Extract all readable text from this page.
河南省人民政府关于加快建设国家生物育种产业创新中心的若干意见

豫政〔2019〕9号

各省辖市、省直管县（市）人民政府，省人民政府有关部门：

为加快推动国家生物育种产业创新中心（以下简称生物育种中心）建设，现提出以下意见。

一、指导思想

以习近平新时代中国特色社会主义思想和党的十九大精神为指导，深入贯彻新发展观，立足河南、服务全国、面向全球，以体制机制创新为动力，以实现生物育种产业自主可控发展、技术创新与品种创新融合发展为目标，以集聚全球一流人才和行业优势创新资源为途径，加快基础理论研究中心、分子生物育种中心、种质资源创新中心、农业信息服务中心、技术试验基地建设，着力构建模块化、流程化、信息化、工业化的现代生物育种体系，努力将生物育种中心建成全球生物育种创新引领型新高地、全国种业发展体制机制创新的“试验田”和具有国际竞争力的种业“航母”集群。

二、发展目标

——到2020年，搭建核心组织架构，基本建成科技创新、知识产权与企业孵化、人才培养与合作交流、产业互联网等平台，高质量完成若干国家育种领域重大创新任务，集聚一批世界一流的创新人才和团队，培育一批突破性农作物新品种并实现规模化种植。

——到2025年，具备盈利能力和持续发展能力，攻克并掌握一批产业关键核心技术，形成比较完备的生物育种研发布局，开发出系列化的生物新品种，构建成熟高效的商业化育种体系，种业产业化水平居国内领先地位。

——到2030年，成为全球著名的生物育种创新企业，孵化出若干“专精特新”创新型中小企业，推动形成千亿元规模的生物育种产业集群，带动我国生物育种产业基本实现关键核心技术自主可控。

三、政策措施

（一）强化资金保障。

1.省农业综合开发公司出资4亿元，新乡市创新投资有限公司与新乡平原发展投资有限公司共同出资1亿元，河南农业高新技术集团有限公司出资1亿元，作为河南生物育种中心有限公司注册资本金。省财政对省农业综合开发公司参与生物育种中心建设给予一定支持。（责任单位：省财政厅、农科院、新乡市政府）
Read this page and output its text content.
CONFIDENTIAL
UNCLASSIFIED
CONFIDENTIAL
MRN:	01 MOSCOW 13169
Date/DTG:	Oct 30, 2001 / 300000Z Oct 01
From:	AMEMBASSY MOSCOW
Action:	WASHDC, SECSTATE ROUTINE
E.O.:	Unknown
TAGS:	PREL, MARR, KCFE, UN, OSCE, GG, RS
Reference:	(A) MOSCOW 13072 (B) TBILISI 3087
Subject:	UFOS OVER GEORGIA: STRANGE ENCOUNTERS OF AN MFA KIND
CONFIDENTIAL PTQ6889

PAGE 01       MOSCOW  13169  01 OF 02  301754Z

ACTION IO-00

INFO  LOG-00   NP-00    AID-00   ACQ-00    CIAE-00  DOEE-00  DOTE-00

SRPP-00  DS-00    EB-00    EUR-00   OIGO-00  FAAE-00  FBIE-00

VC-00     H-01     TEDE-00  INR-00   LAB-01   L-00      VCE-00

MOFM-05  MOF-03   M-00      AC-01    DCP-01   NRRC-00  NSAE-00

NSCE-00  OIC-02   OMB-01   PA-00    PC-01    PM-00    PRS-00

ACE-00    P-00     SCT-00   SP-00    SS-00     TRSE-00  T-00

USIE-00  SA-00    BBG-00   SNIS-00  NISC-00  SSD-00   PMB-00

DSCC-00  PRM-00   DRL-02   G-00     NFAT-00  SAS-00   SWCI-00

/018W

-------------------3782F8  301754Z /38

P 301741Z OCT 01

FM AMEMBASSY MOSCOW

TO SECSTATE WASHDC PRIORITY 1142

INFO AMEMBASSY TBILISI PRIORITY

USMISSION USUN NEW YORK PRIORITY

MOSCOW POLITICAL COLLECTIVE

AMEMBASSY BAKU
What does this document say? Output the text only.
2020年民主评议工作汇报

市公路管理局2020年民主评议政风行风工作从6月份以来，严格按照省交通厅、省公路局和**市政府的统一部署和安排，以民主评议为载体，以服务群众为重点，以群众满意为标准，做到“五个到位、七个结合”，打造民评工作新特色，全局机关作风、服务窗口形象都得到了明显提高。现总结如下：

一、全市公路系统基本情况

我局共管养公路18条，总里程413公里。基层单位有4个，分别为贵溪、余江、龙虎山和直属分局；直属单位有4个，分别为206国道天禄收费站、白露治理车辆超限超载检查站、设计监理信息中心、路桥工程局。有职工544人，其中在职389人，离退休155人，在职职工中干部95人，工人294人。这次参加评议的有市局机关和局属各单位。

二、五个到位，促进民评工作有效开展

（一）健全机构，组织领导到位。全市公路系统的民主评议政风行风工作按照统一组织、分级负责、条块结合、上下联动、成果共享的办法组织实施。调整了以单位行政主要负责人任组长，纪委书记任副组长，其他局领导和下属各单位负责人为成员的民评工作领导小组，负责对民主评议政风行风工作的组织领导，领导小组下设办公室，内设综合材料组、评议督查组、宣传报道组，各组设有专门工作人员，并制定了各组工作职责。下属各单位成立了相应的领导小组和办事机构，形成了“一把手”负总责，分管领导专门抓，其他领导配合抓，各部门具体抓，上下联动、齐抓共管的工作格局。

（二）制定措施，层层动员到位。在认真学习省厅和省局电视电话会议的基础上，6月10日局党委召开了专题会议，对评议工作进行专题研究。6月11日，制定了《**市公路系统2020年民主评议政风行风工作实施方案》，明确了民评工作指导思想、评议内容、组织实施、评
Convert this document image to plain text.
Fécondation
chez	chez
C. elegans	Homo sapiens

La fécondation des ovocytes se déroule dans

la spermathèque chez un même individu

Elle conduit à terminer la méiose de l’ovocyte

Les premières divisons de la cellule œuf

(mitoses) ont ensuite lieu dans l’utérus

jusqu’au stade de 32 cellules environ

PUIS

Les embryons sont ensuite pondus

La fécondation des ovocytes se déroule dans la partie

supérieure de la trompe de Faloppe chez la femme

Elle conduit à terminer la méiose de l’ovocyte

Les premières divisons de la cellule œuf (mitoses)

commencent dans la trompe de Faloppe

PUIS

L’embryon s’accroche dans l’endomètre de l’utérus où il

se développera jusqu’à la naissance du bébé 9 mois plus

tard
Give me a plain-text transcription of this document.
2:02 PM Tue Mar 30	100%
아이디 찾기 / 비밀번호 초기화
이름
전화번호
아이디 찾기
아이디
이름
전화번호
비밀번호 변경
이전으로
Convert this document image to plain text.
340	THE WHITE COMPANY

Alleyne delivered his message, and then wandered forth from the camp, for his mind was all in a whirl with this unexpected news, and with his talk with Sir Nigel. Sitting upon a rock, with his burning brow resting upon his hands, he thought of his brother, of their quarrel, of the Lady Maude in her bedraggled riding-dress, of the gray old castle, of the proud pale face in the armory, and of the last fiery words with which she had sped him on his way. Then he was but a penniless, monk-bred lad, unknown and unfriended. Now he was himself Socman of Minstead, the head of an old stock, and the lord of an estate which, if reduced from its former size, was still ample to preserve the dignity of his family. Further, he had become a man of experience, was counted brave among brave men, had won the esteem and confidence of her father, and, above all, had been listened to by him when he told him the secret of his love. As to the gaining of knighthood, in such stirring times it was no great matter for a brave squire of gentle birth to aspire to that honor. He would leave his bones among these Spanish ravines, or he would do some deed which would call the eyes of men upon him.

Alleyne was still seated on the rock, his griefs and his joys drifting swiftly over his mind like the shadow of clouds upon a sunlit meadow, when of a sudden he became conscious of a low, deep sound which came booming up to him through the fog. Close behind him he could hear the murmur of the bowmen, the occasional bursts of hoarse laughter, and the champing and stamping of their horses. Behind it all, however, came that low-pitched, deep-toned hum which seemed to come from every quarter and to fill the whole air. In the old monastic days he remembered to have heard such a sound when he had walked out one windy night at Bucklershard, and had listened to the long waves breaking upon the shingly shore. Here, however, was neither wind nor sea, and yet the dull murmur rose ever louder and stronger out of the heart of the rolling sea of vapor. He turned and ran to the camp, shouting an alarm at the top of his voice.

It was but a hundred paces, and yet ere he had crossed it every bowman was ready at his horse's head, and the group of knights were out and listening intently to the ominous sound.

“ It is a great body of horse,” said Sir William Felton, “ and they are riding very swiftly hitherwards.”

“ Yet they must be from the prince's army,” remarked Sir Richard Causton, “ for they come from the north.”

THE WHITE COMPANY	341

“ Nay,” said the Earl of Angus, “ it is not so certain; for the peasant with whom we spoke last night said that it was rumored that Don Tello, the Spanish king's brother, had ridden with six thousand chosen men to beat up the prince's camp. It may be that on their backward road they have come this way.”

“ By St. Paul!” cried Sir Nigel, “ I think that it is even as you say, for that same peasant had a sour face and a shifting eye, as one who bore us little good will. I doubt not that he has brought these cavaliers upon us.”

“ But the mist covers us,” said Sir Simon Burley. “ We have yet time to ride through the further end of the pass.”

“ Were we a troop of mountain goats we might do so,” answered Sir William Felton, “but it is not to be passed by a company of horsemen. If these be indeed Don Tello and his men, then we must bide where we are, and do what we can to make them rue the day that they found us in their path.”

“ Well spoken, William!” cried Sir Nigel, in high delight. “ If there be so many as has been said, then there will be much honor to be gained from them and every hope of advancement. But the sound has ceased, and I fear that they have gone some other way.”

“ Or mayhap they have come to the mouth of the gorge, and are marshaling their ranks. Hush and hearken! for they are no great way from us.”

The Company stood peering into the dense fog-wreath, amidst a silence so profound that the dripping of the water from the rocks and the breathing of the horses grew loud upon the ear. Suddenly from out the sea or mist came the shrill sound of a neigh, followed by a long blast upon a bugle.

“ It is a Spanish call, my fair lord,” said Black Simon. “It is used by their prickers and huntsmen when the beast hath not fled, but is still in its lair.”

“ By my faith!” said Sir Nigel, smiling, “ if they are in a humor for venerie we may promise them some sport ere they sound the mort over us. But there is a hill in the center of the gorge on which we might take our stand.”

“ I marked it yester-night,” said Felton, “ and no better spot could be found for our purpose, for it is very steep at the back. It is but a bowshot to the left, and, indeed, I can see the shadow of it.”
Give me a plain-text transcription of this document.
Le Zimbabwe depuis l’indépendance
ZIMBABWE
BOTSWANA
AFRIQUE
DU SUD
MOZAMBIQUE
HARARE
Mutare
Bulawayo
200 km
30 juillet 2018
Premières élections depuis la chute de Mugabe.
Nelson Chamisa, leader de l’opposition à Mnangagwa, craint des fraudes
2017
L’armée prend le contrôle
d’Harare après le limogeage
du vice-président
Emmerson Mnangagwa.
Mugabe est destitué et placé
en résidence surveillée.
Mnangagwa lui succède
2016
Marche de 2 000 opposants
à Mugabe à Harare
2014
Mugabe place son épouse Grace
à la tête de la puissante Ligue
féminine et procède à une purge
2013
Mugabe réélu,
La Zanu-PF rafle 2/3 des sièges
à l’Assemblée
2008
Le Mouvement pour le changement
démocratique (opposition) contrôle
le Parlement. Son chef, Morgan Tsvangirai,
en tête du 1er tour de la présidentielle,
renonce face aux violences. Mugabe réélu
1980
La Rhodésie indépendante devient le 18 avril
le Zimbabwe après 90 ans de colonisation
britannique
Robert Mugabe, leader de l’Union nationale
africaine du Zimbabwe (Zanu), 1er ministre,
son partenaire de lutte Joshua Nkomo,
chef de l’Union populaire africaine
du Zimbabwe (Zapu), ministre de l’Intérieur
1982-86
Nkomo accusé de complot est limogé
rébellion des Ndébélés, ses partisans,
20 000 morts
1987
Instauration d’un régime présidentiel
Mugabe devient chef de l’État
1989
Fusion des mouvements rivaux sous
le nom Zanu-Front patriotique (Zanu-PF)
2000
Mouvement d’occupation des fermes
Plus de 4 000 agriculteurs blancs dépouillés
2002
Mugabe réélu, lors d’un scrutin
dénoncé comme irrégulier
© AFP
* * *
Work required ->
Find how many lines of the entries contain "déroule". Respond with the number only.

Task result ->
2